## EXCERPTED RECORDS

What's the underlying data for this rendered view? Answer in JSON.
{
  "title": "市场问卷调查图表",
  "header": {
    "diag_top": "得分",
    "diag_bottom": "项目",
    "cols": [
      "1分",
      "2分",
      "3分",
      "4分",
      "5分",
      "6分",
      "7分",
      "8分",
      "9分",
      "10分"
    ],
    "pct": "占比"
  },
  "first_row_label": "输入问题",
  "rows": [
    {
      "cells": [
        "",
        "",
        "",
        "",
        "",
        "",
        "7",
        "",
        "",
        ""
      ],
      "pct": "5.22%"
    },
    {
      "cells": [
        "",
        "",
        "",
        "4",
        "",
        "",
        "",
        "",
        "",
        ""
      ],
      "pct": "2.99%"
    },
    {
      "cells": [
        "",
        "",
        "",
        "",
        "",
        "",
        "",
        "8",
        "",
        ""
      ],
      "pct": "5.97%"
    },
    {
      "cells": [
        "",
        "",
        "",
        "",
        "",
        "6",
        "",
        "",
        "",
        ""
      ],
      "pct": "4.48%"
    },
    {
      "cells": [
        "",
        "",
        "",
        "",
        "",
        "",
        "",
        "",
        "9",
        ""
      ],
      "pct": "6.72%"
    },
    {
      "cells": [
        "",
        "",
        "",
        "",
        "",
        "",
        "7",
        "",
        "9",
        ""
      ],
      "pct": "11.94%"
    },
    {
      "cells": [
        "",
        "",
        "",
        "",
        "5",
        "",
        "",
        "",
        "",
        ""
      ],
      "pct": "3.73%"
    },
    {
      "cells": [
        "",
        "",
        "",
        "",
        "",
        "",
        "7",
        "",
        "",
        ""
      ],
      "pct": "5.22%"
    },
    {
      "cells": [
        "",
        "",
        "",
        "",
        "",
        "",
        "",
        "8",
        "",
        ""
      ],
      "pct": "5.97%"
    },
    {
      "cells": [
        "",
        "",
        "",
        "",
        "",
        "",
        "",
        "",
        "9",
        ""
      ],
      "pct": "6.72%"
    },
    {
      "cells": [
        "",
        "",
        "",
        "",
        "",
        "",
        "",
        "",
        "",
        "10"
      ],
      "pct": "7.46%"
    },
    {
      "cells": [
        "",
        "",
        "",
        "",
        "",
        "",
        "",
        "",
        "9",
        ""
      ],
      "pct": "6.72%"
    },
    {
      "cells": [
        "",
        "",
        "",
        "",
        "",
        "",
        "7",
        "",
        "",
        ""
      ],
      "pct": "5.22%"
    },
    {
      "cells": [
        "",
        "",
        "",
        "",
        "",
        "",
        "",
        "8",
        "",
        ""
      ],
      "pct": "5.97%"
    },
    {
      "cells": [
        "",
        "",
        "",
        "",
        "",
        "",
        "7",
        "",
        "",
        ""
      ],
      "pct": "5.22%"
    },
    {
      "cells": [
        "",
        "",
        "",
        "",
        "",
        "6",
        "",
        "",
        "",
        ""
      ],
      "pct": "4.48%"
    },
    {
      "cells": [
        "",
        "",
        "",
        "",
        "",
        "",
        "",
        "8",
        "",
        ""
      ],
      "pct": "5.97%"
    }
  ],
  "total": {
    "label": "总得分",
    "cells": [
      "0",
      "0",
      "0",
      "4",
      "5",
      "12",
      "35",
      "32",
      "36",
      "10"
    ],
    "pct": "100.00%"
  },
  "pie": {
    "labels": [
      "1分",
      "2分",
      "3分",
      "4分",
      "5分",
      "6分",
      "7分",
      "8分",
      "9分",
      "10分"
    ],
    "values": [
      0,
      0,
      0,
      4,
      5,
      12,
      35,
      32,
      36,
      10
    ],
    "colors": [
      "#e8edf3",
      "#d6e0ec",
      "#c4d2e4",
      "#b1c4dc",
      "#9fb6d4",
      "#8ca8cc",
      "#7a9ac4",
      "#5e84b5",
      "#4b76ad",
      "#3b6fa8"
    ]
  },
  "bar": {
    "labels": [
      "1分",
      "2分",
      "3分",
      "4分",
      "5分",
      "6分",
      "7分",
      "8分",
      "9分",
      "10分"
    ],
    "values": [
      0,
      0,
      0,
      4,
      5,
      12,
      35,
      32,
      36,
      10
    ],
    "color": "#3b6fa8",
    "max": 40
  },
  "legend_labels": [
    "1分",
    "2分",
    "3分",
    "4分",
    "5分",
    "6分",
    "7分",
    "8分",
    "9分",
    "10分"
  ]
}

## TASK BRIEF
Faithfully copy every entry, leaving nothing out.

## FINISHED TASK
What's the underlying data for this rendered view? Answer in JSON.
{
  "title": "市场问卷调查图表",
  "header": {
    "diag_top": "得分",
    "diag_bottom": "项目",
    "cols": [
      "1分",
      "2分",
      "3分",
      "4分",
      "5分",
      "6分",
      "7分",
      "8分",
      "9分",
      "10分"
    ],
    "pct": "占比"
  },
  "first_row_label": "输入问题",
  "rows": [
    {
      "cells": [
        "",
        "",
        "",
        "",
        "",
        "",
        "7",
        "",
        "",
        ""
      ],
      "pct": "5.22%"
    },
    {
      "cells": [
        "",
        "",
        "",
        "4",
        "",
        "",
        "",
        "",
        "",
        ""
      ],
      "pct": "2.99%"
    },
    {
      "cells": [
        "",
        "",
        "",
        "",
        "",
        "",
        "",
        "8",
        "",
        ""
      ],
      "pct": "5.97%"
    },
    {
      "cells": [
        "",
        "",
        "",
        "",
        "",
        "6",
        "",
        "",
        "",
        ""
      ],
      "pct": "4.48%"
    },
    {
      "cells": [
        "",
        "",
        "",
        "",
        "",
        "",
        "",
        "",
        "9",
        ""
      ],
      "pct": "6.72%"
    },
    {
      "cells": [
        "",
        "",
        "",
        "",
        "",
        "",
        "7",
        "",
        "9",
        ""
      ],
      "pct": "11.94%"
    },
    {
      "cells": [
        "",
        "",
        "",
        "",
        "5",
        "",
        "",
        "",
        "",
        ""
      ],
      "pct": "3.73%"
    },
    {
      "cells": [
        "",
        "",
        "",
        "",
        "",
        "",
        "7",
        "",
        "",
        ""
      ],
      "pct": "5.22%"
    },
    {
      "cells": [
        "",
        "",
        "",
        "",
        "",
        "",
        "",
        "8",
        "",
        ""
      ],
      "pct": "5.97%"
    },
    {
      "cells": [
        "",
        "",
        "",
        "",
        "",
        "",
        "",
        "",
        "9",
        ""
      ],
      "pct": "6.72%"
    },
    {
      "cells": [
        "",
        "",
        "",
        "",
        "",
        "",
        "",
        "",
        "",
        "10"
      ],
      "pct": "7.46%"
    },
    {
      "cells": [
        "",
        "",
        "",
        "",
        "",
        "",
        "",
        "",
        "9",
        ""
      ],
      "pct": "6.72%"
    },
    {
      "cells": [
        "",
        "",
        "",
        "",
        "",
        "",
        "7",
        "",
        "",
        ""
      ],
      "pct": "5.22%"
    },
    {
      "cells": [
        "",
        "",
        "",
        "",
        "",
        "",
        "",
        "8",
        "",
        ""
      ],
      "pct": "5.97%"
    },
    {
      "cells": [
        "",
        "",
        "",
        "",
        "",
        "",
        "7",
        "",
        "",
        ""
      ],
      "pct": "5.22%"
    },
    {
      "cells": [
        "",
        "",
        "",
        "",
        "",
        "6",
        "",
        "",
        "",
        ""
      ],
      "pct": "4.48%"
    },
    {
      "cells": [
        "",
        "",
        "",
        "",
        "",
        "",
        "",
        "8",
        "",
        ""
      ],
      "pct": "5.97%"
    }
  ],
  "total": {
    "label": "总得分",
    "cells": [
      "0",
      "0",
      "0",
      "4",
      "5",
      "12",
      "35",
      "32",
      "36",
      "10"
    ],
    "pct": "100.00%"
  },
  "pie": {
    "labels": [
      "1分",
      "2分",
      "3分",
      "4分",
      "5分",
      "6分",
      "7分",
      "8分",
      "9分",
      "10分"
    ],
    "values": [
      0,
      0,
      0,
      4,
      5,
      12,
      35,
      32,
      36,
      10
    ],
    "colors": [
      "#e8edf3",
      "#d6e0ec",
      "#c4d2e4",
      "#b1c4dc",
      "#9fb6d4",
      "#8ca8cc",
      "#7a9ac4",
      "#5e84b5",
      "#4b76ad",
      "#3b6fa8"
    ]
  },
  "bar": {
    "labels": [
      "1分",
      "2分",
      "3分",
      "4分",
      "5分",
      "6分",
      "7分",
      "8分",
      "9分",
      "10分"
    ],
    "values": [
      0,
      0,
      0,
      4,
      5,
      12,
      35,
      32,
      36,
      10
    ],
    "color": "#3b6fa8",
    "max": 40
  },
  "legend_labels": [
    "1分",
    "2分",
    "3分",
    "4分",
    "5分",
    "6分",
    "7分",
    "8分",
    "9分",
    "10分"
  ]
}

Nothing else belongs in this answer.